[THE PROBLEM]:
Print every line of the records below, reproducing each one character for character.

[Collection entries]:
┏━━

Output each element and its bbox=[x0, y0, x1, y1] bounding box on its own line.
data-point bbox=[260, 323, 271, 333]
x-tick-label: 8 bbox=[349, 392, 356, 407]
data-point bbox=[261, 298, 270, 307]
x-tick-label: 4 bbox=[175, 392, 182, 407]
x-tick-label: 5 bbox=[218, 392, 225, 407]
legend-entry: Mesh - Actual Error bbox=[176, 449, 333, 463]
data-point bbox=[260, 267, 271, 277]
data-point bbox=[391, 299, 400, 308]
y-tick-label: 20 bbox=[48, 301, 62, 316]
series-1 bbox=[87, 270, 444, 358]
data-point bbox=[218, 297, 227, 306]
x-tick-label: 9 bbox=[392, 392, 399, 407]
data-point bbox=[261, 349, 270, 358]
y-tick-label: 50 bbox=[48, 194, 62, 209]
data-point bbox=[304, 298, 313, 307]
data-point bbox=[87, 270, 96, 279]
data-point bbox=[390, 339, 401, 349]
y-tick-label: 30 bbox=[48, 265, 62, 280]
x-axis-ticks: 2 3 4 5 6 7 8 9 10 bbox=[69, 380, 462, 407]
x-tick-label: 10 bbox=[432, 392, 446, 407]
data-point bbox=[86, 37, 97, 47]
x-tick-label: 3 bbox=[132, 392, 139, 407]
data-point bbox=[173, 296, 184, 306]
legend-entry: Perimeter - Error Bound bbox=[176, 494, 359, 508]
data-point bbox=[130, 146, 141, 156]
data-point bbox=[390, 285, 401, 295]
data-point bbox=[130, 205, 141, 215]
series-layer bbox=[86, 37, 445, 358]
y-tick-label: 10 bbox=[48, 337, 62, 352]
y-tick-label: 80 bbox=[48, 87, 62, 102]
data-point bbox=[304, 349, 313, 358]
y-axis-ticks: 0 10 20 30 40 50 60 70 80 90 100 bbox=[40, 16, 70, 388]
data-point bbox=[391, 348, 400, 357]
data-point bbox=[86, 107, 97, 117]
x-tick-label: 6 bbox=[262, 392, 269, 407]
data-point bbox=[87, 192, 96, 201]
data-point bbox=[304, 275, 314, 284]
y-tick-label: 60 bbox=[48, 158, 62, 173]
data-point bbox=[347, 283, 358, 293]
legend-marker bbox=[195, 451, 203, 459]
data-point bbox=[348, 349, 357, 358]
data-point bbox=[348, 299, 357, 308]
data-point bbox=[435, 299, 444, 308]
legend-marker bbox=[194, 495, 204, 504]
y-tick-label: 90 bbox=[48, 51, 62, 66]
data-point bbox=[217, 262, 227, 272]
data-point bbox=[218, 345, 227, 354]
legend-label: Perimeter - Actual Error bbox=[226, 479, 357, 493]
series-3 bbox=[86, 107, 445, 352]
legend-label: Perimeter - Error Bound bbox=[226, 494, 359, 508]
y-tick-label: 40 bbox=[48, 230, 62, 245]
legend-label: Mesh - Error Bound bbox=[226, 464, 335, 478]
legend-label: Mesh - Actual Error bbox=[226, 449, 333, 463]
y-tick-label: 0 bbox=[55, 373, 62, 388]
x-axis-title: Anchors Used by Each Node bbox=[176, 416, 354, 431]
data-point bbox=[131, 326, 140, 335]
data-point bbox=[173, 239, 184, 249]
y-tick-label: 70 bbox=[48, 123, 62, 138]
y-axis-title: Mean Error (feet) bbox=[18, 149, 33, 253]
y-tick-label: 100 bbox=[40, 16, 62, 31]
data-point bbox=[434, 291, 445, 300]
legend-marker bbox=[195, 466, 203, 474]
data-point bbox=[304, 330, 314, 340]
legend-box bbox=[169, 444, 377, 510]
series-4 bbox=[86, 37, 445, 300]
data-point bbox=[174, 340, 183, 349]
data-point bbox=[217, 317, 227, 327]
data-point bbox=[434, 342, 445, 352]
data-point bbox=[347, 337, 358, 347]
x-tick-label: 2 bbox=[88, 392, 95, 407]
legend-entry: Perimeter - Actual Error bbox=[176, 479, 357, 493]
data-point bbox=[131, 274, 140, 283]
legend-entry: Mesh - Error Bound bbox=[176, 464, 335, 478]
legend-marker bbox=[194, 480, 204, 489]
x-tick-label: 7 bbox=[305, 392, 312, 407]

┗━━

[WRITTEN RESPONSE]:
Output each element and its bbox=[x0, y0, x1, y1] bounding box on its own line.
data-point bbox=[260, 323, 271, 333]
x-tick-label: 8 bbox=[349, 392, 356, 407]
data-point bbox=[261, 298, 270, 307]
x-tick-label: 4 bbox=[175, 392, 182, 407]
x-tick-label: 5 bbox=[218, 392, 225, 407]
legend-entry: Mesh - Actual Error bbox=[176, 449, 333, 463]
data-point bbox=[260, 267, 271, 277]
data-point bbox=[391, 299, 400, 308]
y-tick-label: 20 bbox=[48, 301, 62, 316]
series-1 bbox=[87, 270, 444, 358]
data-point bbox=[218, 297, 227, 306]
x-tick-label: 9 bbox=[392, 392, 399, 407]
data-point bbox=[261, 349, 270, 358]
y-tick-label: 50 bbox=[48, 194, 62, 209]
data-point bbox=[304, 298, 313, 307]
data-point bbox=[87, 270, 96, 279]
data-point bbox=[390, 339, 401, 349]
y-tick-label: 30 bbox=[48, 265, 62, 280]
x-axis-ticks: 2 3 4 5 6 7 8 9 10 bbox=[69, 380, 462, 407]
x-tick-label: 10 bbox=[432, 392, 446, 407]
data-point bbox=[86, 37, 97, 47]
x-tick-label: 3 bbox=[132, 392, 139, 407]
data-point bbox=[173, 296, 184, 306]
legend-entry: Perimeter - Error Bound bbox=[176, 494, 359, 508]
data-point bbox=[130, 146, 141, 156]
data-point bbox=[390, 285, 401, 295]
data-point bbox=[130, 205, 141, 215]
series-layer bbox=[86, 37, 445, 358]
y-tick-label: 10 bbox=[48, 337, 62, 352]
y-tick-label: 80 bbox=[48, 87, 62, 102]
data-point bbox=[304, 349, 313, 358]
y-axis-ticks: 0 10 20 30 40 50 60 70 80 90 100 bbox=[40, 16, 70, 388]
data-point bbox=[391, 348, 400, 357]
data-point bbox=[86, 107, 97, 117]
x-tick-label: 6 bbox=[262, 392, 269, 407]
data-point bbox=[87, 192, 96, 201]
data-point bbox=[304, 275, 314, 284]
y-tick-label: 60 bbox=[48, 158, 62, 173]
data-point bbox=[347, 283, 358, 293]
legend-marker bbox=[195, 451, 203, 459]
data-point bbox=[348, 349, 357, 358]
data-point bbox=[348, 299, 357, 308]
data-point bbox=[435, 299, 444, 308]
legend-marker bbox=[194, 495, 204, 504]
y-tick-label: 90 bbox=[48, 51, 62, 66]
data-point bbox=[217, 262, 227, 272]
data-point bbox=[218, 345, 227, 354]
legend-label: Perimeter - Actual Error bbox=[226, 479, 357, 493]
series-3 bbox=[86, 107, 445, 352]
legend-label: Perimeter - Error Bound bbox=[226, 494, 359, 508]
y-tick-label: 40 bbox=[48, 230, 62, 245]
legend-label: Mesh - Error Bound bbox=[226, 464, 335, 478]
legend-label: Mesh - Actual Error bbox=[226, 449, 333, 463]
y-tick-label: 0 bbox=[55, 373, 62, 388]
x-axis-title: Anchors Used by Each Node bbox=[176, 416, 354, 431]
data-point bbox=[131, 326, 140, 335]
data-point bbox=[173, 239, 184, 249]
y-tick-label: 70 bbox=[48, 123, 62, 138]
y-axis-title: Mean Error (feet) bbox=[18, 149, 33, 253]
y-tick-label: 100 bbox=[40, 16, 62, 31]
data-point bbox=[434, 291, 445, 300]
legend-marker bbox=[195, 466, 203, 474]
data-point bbox=[304, 330, 314, 340]
legend-box bbox=[169, 444, 377, 510]
series-4 bbox=[86, 37, 445, 300]
data-point bbox=[174, 340, 183, 349]
data-point bbox=[217, 317, 227, 327]
data-point bbox=[434, 342, 445, 352]
data-point bbox=[347, 337, 358, 347]
x-tick-label: 2 bbox=[88, 392, 95, 407]
legend-entry: Perimeter - Actual Error bbox=[176, 479, 357, 493]
data-point bbox=[131, 274, 140, 283]
legend-entry: Mesh - Error Bound bbox=[176, 464, 335, 478]
legend-marker bbox=[194, 480, 204, 489]
x-tick-label: 7 bbox=[305, 392, 312, 407]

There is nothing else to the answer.